====== DATA LINES ======

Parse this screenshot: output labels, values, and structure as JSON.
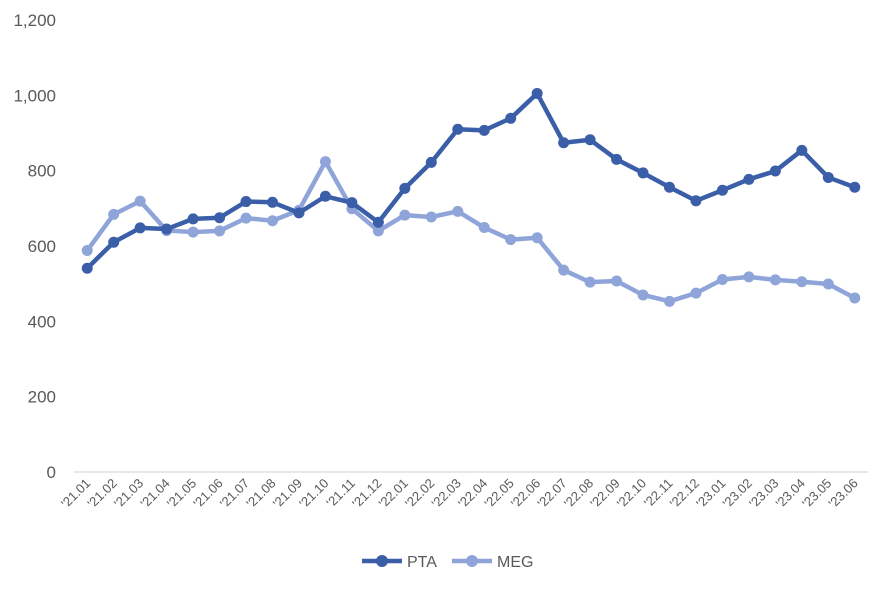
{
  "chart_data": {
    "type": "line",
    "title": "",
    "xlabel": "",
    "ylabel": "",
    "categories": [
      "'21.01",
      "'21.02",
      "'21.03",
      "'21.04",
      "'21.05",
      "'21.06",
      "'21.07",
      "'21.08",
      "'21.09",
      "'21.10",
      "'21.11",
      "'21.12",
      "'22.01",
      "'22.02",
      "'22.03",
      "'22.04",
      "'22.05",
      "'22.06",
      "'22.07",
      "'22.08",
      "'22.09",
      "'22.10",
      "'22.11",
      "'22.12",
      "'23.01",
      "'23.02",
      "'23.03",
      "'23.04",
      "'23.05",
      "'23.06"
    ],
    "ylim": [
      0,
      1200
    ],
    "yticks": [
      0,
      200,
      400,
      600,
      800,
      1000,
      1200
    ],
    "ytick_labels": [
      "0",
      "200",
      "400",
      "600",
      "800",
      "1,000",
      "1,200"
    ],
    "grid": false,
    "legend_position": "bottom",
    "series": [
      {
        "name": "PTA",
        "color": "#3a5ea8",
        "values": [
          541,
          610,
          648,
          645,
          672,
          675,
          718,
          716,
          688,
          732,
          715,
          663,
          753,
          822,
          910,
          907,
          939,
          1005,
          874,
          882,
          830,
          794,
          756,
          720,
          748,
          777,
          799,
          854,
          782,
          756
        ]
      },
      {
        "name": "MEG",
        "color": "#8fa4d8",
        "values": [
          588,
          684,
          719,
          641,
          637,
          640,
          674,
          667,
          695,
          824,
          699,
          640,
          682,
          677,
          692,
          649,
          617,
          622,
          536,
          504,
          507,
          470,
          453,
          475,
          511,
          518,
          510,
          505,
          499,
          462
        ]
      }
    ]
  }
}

======

• [TASK TO COMPLETE]:
All of the entries above should be duplicated exactly, except for the pictures.

• [SOLUTION TO THIS TASK]:
Parse this screenshot: output labels, values, and structure as JSON.
{
  "chart_data": {
    "type": "line",
    "title": "",
    "xlabel": "",
    "ylabel": "",
    "categories": [
      "'21.01",
      "'21.02",
      "'21.03",
      "'21.04",
      "'21.05",
      "'21.06",
      "'21.07",
      "'21.08",
      "'21.09",
      "'21.10",
      "'21.11",
      "'21.12",
      "'22.01",
      "'22.02",
      "'22.03",
      "'22.04",
      "'22.05",
      "'22.06",
      "'22.07",
      "'22.08",
      "'22.09",
      "'22.10",
      "'22.11",
      "'22.12",
      "'23.01",
      "'23.02",
      "'23.03",
      "'23.04",
      "'23.05",
      "'23.06"
    ],
    "ylim": [
      0,
      1200
    ],
    "yticks": [
      0,
      200,
      400,
      600,
      800,
      1000,
      1200
    ],
    "ytick_labels": [
      "0",
      "200",
      "400",
      "600",
      "800",
      "1,000",
      "1,200"
    ],
    "grid": false,
    "legend_position": "bottom",
    "series": [
      {
        "name": "PTA",
        "color": "#3a5ea8",
        "values": [
          541,
          610,
          648,
          645,
          672,
          675,
          718,
          716,
          688,
          732,
          715,
          663,
          753,
          822,
          910,
          907,
          939,
          1005,
          874,
          882,
          830,
          794,
          756,
          720,
          748,
          777,
          799,
          854,
          782,
          756
        ]
      },
      {
        "name": "MEG",
        "color": "#8fa4d8",
        "values": [
          588,
          684,
          719,
          641,
          637,
          640,
          674,
          667,
          695,
          824,
          699,
          640,
          682,
          677,
          692,
          649,
          617,
          622,
          536,
          504,
          507,
          470,
          453,
          475,
          511,
          518,
          510,
          505,
          499,
          462
        ]
      }
    ]
  }
}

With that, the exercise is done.